## WRITTEN TASK
Every record here needs to be written out again exactly.

-- START SUPPLIED RECORDS --

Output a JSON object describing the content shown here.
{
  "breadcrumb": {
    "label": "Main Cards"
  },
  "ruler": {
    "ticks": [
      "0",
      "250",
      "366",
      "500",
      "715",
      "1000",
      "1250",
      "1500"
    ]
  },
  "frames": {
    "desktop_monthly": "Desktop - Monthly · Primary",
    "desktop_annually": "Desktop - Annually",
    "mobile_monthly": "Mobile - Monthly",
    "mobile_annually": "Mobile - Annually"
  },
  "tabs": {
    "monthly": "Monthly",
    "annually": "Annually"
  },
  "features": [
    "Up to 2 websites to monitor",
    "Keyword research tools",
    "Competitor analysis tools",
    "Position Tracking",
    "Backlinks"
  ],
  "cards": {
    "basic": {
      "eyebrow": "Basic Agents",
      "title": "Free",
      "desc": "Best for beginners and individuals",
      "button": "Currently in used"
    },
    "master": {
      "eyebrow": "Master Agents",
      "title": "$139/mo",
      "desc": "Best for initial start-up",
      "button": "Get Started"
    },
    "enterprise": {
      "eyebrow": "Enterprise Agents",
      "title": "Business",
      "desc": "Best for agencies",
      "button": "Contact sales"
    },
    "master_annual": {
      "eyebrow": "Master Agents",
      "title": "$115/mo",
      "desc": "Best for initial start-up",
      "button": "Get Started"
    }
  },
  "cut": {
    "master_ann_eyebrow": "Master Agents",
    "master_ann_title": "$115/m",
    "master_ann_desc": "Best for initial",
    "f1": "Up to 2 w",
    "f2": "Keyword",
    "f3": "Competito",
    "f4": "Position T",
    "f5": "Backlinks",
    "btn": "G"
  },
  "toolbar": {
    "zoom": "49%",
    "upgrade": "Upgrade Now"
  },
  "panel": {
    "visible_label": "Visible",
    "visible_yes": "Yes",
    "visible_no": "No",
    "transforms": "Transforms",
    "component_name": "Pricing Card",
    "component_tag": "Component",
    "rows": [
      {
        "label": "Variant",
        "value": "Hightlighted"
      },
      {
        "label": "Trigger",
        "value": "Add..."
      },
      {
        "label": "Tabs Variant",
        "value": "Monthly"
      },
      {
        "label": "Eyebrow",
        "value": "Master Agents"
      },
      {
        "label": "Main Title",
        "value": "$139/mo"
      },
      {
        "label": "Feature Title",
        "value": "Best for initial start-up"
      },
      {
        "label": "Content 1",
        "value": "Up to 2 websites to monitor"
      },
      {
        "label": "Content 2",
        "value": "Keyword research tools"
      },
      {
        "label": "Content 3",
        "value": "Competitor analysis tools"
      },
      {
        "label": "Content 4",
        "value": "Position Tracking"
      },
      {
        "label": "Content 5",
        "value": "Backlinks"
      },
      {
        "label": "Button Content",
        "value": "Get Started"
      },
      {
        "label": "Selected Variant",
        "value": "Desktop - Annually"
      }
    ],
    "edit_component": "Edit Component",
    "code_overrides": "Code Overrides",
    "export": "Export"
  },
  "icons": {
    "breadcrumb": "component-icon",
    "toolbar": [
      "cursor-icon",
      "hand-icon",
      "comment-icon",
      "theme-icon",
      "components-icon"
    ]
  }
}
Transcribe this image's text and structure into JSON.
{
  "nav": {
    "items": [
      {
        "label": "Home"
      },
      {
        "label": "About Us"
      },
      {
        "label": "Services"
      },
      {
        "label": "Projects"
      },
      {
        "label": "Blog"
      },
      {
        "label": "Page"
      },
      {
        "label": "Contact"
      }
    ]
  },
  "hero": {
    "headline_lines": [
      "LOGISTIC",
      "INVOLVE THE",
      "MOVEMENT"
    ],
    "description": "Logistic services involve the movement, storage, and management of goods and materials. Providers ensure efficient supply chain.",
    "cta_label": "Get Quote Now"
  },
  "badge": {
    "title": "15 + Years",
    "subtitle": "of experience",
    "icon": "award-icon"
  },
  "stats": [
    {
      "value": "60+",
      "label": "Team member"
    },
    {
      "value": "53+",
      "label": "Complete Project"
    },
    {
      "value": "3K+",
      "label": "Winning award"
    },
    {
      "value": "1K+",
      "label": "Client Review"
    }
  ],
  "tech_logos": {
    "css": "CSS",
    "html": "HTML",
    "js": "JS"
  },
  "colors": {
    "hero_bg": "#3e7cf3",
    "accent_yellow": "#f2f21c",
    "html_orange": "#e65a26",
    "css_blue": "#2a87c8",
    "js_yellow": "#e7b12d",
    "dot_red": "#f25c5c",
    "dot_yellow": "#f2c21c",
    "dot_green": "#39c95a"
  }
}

-- END SUPPLIED RECORDS --

## ANSWER FOR THIS EXERCISE
Output a JSON object describing the content shown here.
{
  "breadcrumb": {
    "label": "Main Cards"
  },
  "ruler": {
    "ticks": [
      "0",
      "250",
      "366",
      "500",
      "715",
      "1000",
      "1250",
      "1500"
    ]
  },
  "frames": {
    "desktop_monthly": "Desktop - Monthly · Primary",
    "desktop_annually": "Desktop - Annually",
    "mobile_monthly": "Mobile - Monthly",
    "mobile_annually": "Mobile - Annually"
  },
  "tabs": {
    "monthly": "Monthly",
    "annually": "Annually"
  },
  "features": [
    "Up to 2 websites to monitor",
    "Keyword research tools",
    "Competitor analysis tools",
    "Position Tracking",
    "Backlinks"
  ],
  "cards": {
    "basic": {
      "eyebrow": "Basic Agents",
      "title": "Free",
      "desc": "Best for beginners and individuals",
      "button": "Currently in used"
    },
    "master": {
      "eyebrow": "Master Agents",
      "title": "$139/mo",
      "desc": "Best for initial start-up",
      "button": "Get Started"
    },
    "enterprise": {
      "eyebrow": "Enterprise Agents",
      "title": "Business",
      "desc": "Best for agencies",
      "button": "Contact sales"
    },
    "master_annual": {
      "eyebrow": "Master Agents",
      "title": "$115/mo",
      "desc": "Best for initial start-up",
      "button": "Get Started"
    }
  },
  "cut": {
    "master_ann_eyebrow": "Master Agents",
    "master_ann_title": "$115/m",
    "master_ann_desc": "Best for initial",
    "f1": "Up to 2 w",
    "f2": "Keyword",
    "f3": "Competito",
    "f4": "Position T",
    "f5": "Backlinks",
    "btn": "G"
  },
  "toolbar": {
    "zoom": "49%",
    "upgrade": "Upgrade Now"
  },
  "panel": {
    "visible_label": "Visible",
    "visible_yes": "Yes",
    "visible_no": "No",
    "transforms": "Transforms",
    "component_name": "Pricing Card",
    "component_tag": "Component",
    "rows": [
      {
        "label": "Variant",
        "value": "Hightlighted"
      },
      {
        "label": "Trigger",
        "value": "Add..."
      },
      {
        "label": "Tabs Variant",
        "value": "Monthly"
      },
      {
        "label": "Eyebrow",
        "value": "Master Agents"
      },
      {
        "label": "Main Title",
        "value": "$139/mo"
      },
      {
        "label": "Feature Title",
        "value": "Best for initial start-up"
      },
      {
        "label": "Content 1",
        "value": "Up to 2 websites to monitor"
      },
      {
        "label": "Content 2",
        "value": "Keyword research tools"
      },
      {
        "label": "Content 3",
        "value": "Competitor analysis tools"
      },
      {
        "label": "Content 4",
        "value": "Position Tracking"
      },
      {
        "label": "Content 5",
        "value": "Backlinks"
      },
      {
        "label": "Button Content",
        "value": "Get Started"
      },
      {
        "label": "Selected Variant",
        "value": "Desktop - Annually"
      }
    ],
    "edit_component": "Edit Component",
    "code_overrides": "Code Overrides",
    "export": "Export"
  },
  "icons": {
    "breadcrumb": "component-icon",
    "toolbar": [
      "cursor-icon",
      "hand-icon",
      "comment-icon",
      "theme-icon",
      "components-icon"
    ]
  }
}
Transcribe this image's text and structure into JSON.
{
  "nav": {
    "items": [
      {
        "label": "Home"
      },
      {
        "label": "About Us"
      },
      {
        "label": "Services"
      },
      {
        "label": "Projects"
      },
      {
        "label": "Blog"
      },
      {
        "label": "Page"
      },
      {
        "label": "Contact"
      }
    ]
  },
  "hero": {
    "headline_lines": [
      "LOGISTIC",
      "INVOLVE THE",
      "MOVEMENT"
    ],
    "description": "Logistic services involve the movement, storage, and management of goods and materials. Providers ensure efficient supply chain.",
    "cta_label": "Get Quote Now"
  },
  "badge": {
    "title": "15 + Years",
    "subtitle": "of experience",
    "icon": "award-icon"
  },
  "stats": [
    {
      "value": "60+",
      "label": "Team member"
    },
    {
      "value": "53+",
      "label": "Complete Project"
    },
    {
      "value": "3K+",
      "label": "Winning award"
    },
    {
      "value": "1K+",
      "label": "Client Review"
    }
  ],
  "tech_logos": {
    "css": "CSS",
    "html": "HTML",
    "js": "JS"
  },
  "colors": {
    "hero_bg": "#3e7cf3",
    "accent_yellow": "#f2f21c",
    "html_orange": "#e65a26",
    "css_blue": "#2a87c8",
    "js_yellow": "#e7b12d",
    "dot_red": "#f25c5c",
    "dot_yellow": "#f2c21c",
    "dot_green": "#39c95a"
  }
}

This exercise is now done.